= REQUIRED WORK =
Exactly repeat the full listing that follows.
Begin
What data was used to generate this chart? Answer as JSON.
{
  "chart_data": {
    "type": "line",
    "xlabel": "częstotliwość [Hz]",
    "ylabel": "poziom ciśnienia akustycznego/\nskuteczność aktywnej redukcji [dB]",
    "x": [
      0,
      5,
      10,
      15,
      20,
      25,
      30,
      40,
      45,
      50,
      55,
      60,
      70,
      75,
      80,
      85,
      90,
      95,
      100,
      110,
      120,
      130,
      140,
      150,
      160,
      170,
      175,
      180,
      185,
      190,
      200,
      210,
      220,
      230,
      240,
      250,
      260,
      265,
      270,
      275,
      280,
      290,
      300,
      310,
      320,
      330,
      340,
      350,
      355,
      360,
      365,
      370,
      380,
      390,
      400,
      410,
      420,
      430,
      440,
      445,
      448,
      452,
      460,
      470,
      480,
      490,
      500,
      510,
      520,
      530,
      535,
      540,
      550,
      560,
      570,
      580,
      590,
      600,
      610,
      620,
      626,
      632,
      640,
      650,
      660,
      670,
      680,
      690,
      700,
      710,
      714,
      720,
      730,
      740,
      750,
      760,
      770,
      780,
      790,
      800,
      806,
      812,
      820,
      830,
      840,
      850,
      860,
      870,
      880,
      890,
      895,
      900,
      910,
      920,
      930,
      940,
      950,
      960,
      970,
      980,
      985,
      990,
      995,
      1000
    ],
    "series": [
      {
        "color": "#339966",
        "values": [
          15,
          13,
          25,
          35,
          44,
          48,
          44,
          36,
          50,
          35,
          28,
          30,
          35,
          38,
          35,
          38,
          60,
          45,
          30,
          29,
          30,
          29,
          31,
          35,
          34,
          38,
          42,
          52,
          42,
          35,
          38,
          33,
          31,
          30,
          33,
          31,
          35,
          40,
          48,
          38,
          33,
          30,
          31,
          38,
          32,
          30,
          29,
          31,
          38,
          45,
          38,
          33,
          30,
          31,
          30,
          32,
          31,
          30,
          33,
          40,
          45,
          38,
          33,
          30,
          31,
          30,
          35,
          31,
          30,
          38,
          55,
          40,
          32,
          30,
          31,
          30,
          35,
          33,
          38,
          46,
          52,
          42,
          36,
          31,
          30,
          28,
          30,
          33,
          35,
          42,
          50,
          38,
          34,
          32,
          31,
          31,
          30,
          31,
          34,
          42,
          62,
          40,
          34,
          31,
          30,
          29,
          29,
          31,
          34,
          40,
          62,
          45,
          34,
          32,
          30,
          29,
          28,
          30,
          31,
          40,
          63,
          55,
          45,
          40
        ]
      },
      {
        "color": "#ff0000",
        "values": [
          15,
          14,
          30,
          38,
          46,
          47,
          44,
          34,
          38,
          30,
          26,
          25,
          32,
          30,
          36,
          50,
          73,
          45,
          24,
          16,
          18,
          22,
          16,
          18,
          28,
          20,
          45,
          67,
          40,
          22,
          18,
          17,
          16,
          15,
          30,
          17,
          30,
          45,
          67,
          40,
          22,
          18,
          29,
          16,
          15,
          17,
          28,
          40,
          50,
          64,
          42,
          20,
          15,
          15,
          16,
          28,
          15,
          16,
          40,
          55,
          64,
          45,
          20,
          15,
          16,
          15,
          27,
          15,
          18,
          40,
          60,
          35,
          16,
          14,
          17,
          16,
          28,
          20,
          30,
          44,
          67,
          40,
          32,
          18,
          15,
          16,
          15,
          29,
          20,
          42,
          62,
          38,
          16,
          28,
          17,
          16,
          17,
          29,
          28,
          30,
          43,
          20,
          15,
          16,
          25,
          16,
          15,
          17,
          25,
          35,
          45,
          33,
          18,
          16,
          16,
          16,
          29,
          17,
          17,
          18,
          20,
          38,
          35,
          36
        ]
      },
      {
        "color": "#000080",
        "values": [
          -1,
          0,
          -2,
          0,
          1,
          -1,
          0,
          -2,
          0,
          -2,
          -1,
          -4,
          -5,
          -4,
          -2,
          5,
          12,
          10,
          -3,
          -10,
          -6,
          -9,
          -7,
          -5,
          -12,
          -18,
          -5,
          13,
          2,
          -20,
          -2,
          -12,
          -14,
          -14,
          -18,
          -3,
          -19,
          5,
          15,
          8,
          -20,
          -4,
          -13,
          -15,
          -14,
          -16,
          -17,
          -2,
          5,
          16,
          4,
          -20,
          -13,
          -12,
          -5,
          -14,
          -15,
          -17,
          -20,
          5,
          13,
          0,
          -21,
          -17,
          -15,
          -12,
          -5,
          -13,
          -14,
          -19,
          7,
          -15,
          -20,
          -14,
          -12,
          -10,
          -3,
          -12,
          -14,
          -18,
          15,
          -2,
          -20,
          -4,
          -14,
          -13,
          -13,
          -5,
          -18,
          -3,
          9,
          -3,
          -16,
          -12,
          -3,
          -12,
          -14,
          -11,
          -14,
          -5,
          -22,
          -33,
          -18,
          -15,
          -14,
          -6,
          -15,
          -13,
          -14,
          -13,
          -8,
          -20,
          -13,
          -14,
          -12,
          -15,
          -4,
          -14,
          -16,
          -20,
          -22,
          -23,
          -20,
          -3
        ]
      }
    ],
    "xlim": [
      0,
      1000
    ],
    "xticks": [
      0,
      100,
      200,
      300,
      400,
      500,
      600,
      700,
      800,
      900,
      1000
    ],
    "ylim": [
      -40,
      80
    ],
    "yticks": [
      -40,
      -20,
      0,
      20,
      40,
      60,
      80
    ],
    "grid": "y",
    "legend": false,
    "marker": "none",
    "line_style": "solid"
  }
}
End
= OUTPUT BELOW =
What data was used to generate this chart? Answer as JSON.
{
  "chart_data": {
    "type": "line",
    "xlabel": "częstotliwość [Hz]",
    "ylabel": "poziom ciśnienia akustycznego/\nskuteczność aktywnej redukcji [dB]",
    "x": [
      0,
      5,
      10,
      15,
      20,
      25,
      30,
      40,
      45,
      50,
      55,
      60,
      70,
      75,
      80,
      85,
      90,
      95,
      100,
      110,
      120,
      130,
      140,
      150,
      160,
      170,
      175,
      180,
      185,
      190,
      200,
      210,
      220,
      230,
      240,
      250,
      260,
      265,
      270,
      275,
      280,
      290,
      300,
      310,
      320,
      330,
      340,
      350,
      355,
      360,
      365,
      370,
      380,
      390,
      400,
      410,
      420,
      430,
      440,
      445,
      448,
      452,
      460,
      470,
      480,
      490,
      500,
      510,
      520,
      530,
      535,
      540,
      550,
      560,
      570,
      580,
      590,
      600,
      610,
      620,
      626,
      632,
      640,
      650,
      660,
      670,
      680,
      690,
      700,
      710,
      714,
      720,
      730,
      740,
      750,
      760,
      770,
      780,
      790,
      800,
      806,
      812,
      820,
      830,
      840,
      850,
      860,
      870,
      880,
      890,
      895,
      900,
      910,
      920,
      930,
      940,
      950,
      960,
      970,
      980,
      985,
      990,
      995,
      1000
    ],
    "series": [
      {
        "color": "#339966",
        "values": [
          15,
          13,
          25,
          35,
          44,
          48,
          44,
          36,
          50,
          35,
          28,
          30,
          35,
          38,
          35,
          38,
          60,
          45,
          30,
          29,
          30,
          29,
          31,
          35,
          34,
          38,
          42,
          52,
          42,
          35,
          38,
          33,
          31,
          30,
          33,
          31,
          35,
          40,
          48,
          38,
          33,
          30,
          31,
          38,
          32,
          30,
          29,
          31,
          38,
          45,
          38,
          33,
          30,
          31,
          30,
          32,
          31,
          30,
          33,
          40,
          45,
          38,
          33,
          30,
          31,
          30,
          35,
          31,
          30,
          38,
          55,
          40,
          32,
          30,
          31,
          30,
          35,
          33,
          38,
          46,
          52,
          42,
          36,
          31,
          30,
          28,
          30,
          33,
          35,
          42,
          50,
          38,
          34,
          32,
          31,
          31,
          30,
          31,
          34,
          42,
          62,
          40,
          34,
          31,
          30,
          29,
          29,
          31,
          34,
          40,
          62,
          45,
          34,
          32,
          30,
          29,
          28,
          30,
          31,
          40,
          63,
          55,
          45,
          40
        ]
      },
      {
        "color": "#ff0000",
        "values": [
          15,
          14,
          30,
          38,
          46,
          47,
          44,
          34,
          38,
          30,
          26,
          25,
          32,
          30,
          36,
          50,
          73,
          45,
          24,
          16,
          18,
          22,
          16,
          18,
          28,
          20,
          45,
          67,
          40,
          22,
          18,
          17,
          16,
          15,
          30,
          17,
          30,
          45,
          67,
          40,
          22,
          18,
          29,
          16,
          15,
          17,
          28,
          40,
          50,
          64,
          42,
          20,
          15,
          15,
          16,
          28,
          15,
          16,
          40,
          55,
          64,
          45,
          20,
          15,
          16,
          15,
          27,
          15,
          18,
          40,
          60,
          35,
          16,
          14,
          17,
          16,
          28,
          20,
          30,
          44,
          67,
          40,
          32,
          18,
          15,
          16,
          15,
          29,
          20,
          42,
          62,
          38,
          16,
          28,
          17,
          16,
          17,
          29,
          28,
          30,
          43,
          20,
          15,
          16,
          25,
          16,
          15,
          17,
          25,
          35,
          45,
          33,
          18,
          16,
          16,
          16,
          29,
          17,
          17,
          18,
          20,
          38,
          35,
          36
        ]
      },
      {
        "color": "#000080",
        "values": [
          -1,
          0,
          -2,
          0,
          1,
          -1,
          0,
          -2,
          0,
          -2,
          -1,
          -4,
          -5,
          -4,
          -2,
          5,
          12,
          10,
          -3,
          -10,
          -6,
          -9,
          -7,
          -5,
          -12,
          -18,
          -5,
          13,
          2,
          -20,
          -2,
          -12,
          -14,
          -14,
          -18,
          -3,
          -19,
          5,
          15,
          8,
          -20,
          -4,
          -13,
          -15,
          -14,
          -16,
          -17,
          -2,
          5,
          16,
          4,
          -20,
          -13,
          -12,
          -5,
          -14,
          -15,
          -17,
          -20,
          5,
          13,
          0,
          -21,
          -17,
          -15,
          -12,
          -5,
          -13,
          -14,
          -19,
          7,
          -15,
          -20,
          -14,
          -12,
          -10,
          -3,
          -12,
          -14,
          -18,
          15,
          -2,
          -20,
          -4,
          -14,
          -13,
          -13,
          -5,
          -18,
          -3,
          9,
          -3,
          -16,
          -12,
          -3,
          -12,
          -14,
          -11,
          -14,
          -5,
          -22,
          -33,
          -18,
          -15,
          -14,
          -6,
          -15,
          -13,
          -14,
          -13,
          -8,
          -20,
          -13,
          -14,
          -12,
          -15,
          -4,
          -14,
          -16,
          -20,
          -22,
          -23,
          -20,
          -3
        ]
      }
    ],
    "xlim": [
      0,
      1000
    ],
    "xticks": [
      0,
      100,
      200,
      300,
      400,
      500,
      600,
      700,
      800,
      900,
      1000
    ],
    "ylim": [
      -40,
      80
    ],
    "yticks": [
      -40,
      -20,
      0,
      20,
      40,
      60,
      80
    ],
    "grid": "y",
    "legend": false,
    "marker": "none",
    "line_style": "solid"
  }
}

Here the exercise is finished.